__PROBLEM__. Determine how many lines include "화강석은". Give the number and nothing else.

__LISTED RECORDS__.
┄┄┄┄┄┄

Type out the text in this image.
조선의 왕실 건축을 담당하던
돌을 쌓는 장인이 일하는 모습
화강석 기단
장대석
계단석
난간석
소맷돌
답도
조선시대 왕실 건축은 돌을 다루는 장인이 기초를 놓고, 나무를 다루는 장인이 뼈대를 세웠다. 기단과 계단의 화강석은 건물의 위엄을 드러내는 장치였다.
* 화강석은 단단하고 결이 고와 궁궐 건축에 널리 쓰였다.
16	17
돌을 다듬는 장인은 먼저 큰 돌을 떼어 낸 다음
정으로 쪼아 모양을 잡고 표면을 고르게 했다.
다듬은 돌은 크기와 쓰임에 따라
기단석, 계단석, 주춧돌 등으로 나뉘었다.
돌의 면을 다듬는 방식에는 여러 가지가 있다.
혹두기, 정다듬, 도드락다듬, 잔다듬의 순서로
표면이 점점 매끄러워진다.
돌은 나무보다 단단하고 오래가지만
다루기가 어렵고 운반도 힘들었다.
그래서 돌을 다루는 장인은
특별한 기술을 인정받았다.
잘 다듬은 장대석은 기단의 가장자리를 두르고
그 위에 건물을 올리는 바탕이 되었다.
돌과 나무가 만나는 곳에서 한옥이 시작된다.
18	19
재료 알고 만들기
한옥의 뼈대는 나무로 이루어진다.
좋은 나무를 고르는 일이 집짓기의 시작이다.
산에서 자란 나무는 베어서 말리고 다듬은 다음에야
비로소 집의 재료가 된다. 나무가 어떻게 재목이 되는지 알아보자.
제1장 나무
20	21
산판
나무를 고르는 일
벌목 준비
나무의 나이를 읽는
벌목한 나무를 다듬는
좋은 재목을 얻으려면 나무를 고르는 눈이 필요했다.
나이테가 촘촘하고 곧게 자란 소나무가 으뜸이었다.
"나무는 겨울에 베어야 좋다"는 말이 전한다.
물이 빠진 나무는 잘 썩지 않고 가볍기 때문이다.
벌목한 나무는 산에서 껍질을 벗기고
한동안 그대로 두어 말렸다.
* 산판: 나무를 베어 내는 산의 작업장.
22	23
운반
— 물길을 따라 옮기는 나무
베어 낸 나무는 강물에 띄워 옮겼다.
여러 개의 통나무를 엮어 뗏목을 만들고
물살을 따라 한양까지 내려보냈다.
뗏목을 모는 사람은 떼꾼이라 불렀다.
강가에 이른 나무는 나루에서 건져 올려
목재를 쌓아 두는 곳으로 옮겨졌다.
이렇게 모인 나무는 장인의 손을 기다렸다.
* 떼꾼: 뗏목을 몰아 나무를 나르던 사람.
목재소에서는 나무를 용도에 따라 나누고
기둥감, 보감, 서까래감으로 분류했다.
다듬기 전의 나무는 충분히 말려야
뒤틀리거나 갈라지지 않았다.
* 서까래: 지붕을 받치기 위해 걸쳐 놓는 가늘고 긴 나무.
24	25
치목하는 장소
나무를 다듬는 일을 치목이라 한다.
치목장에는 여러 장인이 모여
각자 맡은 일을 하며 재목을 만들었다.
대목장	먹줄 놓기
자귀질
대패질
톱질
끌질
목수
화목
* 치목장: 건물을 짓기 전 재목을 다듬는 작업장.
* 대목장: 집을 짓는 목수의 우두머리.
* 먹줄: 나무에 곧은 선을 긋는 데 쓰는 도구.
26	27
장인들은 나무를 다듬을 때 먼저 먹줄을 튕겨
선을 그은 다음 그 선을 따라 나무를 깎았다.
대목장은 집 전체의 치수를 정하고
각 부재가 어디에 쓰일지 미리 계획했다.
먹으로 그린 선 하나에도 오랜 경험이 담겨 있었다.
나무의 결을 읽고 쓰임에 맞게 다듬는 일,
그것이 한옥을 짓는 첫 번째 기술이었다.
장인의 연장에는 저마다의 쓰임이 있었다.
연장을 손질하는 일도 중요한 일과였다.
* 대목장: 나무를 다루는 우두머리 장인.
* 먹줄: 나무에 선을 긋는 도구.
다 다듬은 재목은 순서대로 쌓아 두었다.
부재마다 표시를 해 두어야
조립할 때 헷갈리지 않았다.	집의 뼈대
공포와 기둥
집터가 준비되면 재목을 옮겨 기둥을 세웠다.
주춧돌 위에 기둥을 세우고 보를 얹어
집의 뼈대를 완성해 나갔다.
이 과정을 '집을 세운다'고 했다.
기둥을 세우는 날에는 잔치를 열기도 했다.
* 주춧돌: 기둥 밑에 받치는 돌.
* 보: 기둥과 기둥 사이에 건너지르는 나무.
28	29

┄┄┄┄┄┄

__OUTPUT FOR THIS TASK__. 2